The entries below should be output exactly as written.

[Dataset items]
------------------------------------------------------------------------

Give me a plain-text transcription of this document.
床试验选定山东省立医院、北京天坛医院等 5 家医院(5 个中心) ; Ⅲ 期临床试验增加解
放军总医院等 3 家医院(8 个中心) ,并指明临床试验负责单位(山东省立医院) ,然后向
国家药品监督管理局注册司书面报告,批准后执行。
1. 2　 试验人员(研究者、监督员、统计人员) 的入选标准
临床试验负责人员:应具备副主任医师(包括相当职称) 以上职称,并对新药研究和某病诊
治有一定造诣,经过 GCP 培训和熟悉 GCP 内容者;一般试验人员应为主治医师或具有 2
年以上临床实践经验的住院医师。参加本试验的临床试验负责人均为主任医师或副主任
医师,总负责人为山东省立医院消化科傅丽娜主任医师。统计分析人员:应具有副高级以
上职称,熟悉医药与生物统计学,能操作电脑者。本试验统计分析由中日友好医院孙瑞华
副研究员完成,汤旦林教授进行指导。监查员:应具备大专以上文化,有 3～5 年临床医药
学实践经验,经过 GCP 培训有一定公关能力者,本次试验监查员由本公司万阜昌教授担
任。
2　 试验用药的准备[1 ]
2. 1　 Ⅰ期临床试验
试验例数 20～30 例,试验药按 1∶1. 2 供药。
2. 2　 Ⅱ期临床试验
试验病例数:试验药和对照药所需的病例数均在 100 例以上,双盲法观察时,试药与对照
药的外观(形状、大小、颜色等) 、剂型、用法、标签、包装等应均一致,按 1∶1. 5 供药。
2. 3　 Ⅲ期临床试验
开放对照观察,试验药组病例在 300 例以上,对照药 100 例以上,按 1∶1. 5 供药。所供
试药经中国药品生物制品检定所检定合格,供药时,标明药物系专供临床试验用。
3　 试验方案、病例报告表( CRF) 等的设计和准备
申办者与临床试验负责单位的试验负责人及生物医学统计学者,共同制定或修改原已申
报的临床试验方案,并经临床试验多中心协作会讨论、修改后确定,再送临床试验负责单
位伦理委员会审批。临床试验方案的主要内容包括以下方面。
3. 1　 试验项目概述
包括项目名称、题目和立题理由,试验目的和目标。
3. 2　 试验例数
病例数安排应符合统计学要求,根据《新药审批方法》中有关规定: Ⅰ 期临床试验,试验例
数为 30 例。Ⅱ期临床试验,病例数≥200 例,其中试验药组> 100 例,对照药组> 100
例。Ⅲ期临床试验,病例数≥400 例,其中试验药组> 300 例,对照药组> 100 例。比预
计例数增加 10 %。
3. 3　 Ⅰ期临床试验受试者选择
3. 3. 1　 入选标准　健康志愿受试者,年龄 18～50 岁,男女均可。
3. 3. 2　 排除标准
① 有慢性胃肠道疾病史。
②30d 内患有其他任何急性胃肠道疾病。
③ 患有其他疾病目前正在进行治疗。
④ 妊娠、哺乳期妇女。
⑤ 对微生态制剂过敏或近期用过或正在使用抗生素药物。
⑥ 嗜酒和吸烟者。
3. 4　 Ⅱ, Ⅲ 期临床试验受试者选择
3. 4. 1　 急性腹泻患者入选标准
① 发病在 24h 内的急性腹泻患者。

------------------------------------------------------------------------

# SOLUTION BELOW
Give me a plain-text transcription of this document.
床试验选定山东省立医院、北京天坛医院等 5 家医院(5 个中心) ; Ⅲ 期临床试验增加解
放军总医院等 3 家医院(8 个中心) ,并指明临床试验负责单位(山东省立医院) ,然后向
国家药品监督管理局注册司书面报告,批准后执行。
1. 2　 试验人员(研究者、监督员、统计人员) 的入选标准
临床试验负责人员:应具备副主任医师(包括相当职称) 以上职称,并对新药研究和某病诊
治有一定造诣,经过 GCP 培训和熟悉 GCP 内容者;一般试验人员应为主治医师或具有 2
年以上临床实践经验的住院医师。参加本试验的临床试验负责人均为主任医师或副主任
医师,总负责人为山东省立医院消化科傅丽娜主任医师。统计分析人员:应具有副高级以
上职称,熟悉医药与生物统计学,能操作电脑者。本试验统计分析由中日友好医院孙瑞华
副研究员完成,汤旦林教授进行指导。监查员:应具备大专以上文化,有 3～5 年临床医药
学实践经验,经过 GCP 培训有一定公关能力者,本次试验监查员由本公司万阜昌教授担
任。
2　 试验用药的准备[1 ]
2. 1　 Ⅰ期临床试验
试验例数 20～30 例,试验药按 1∶1. 2 供药。
2. 2　 Ⅱ期临床试验
试验病例数:试验药和对照药所需的病例数均在 100 例以上,双盲法观察时,试药与对照
药的外观(形状、大小、颜色等) 、剂型、用法、标签、包装等应均一致,按 1∶1. 5 供药。
2. 3　 Ⅲ期临床试验
开放对照观察,试验药组病例在 300 例以上,对照药 100 例以上,按 1∶1. 5 供药。所供
试药经中国药品生物制品检定所检定合格,供药时,标明药物系专供临床试验用。
3　 试验方案、病例报告表( CRF) 等的设计和准备
申办者与临床试验负责单位的试验负责人及生物医学统计学者,共同制定或修改原已申
报的临床试验方案,并经临床试验多中心协作会讨论、修改后确定,再送临床试验负责单
位伦理委员会审批。临床试验方案的主要内容包括以下方面。
3. 1　 试验项目概述
包括项目名称、题目和立题理由,试验目的和目标。
3. 2　 试验例数
病例数安排应符合统计学要求,根据《新药审批方法》中有关规定: Ⅰ 期临床试验,试验例
数为 30 例。Ⅱ期临床试验,病例数≥200 例,其中试验药组> 100 例,对照药组> 100
例。Ⅲ期临床试验,病例数≥400 例,其中试验药组> 300 例,对照药组> 100 例。比预
计例数增加 10 %。
3. 3　 Ⅰ期临床试验受试者选择
3. 3. 1　 入选标准　健康志愿受试者,年龄 18～50 岁,男女均可。
3. 3. 2　 排除标准
① 有慢性胃肠道疾病史。
②30d 内患有其他任何急性胃肠道疾病。
③ 患有其他疾病目前正在进行治疗。
④ 妊娠、哺乳期妇女。
⑤ 对微生态制剂过敏或近期用过或正在使用抗生素药物。
⑥ 嗜酒和吸烟者。
3. 4　 Ⅱ, Ⅲ 期临床试验受试者选择
3. 4. 1　 急性腹泻患者入选标准
① 发病在 24h 内的急性腹泻患者。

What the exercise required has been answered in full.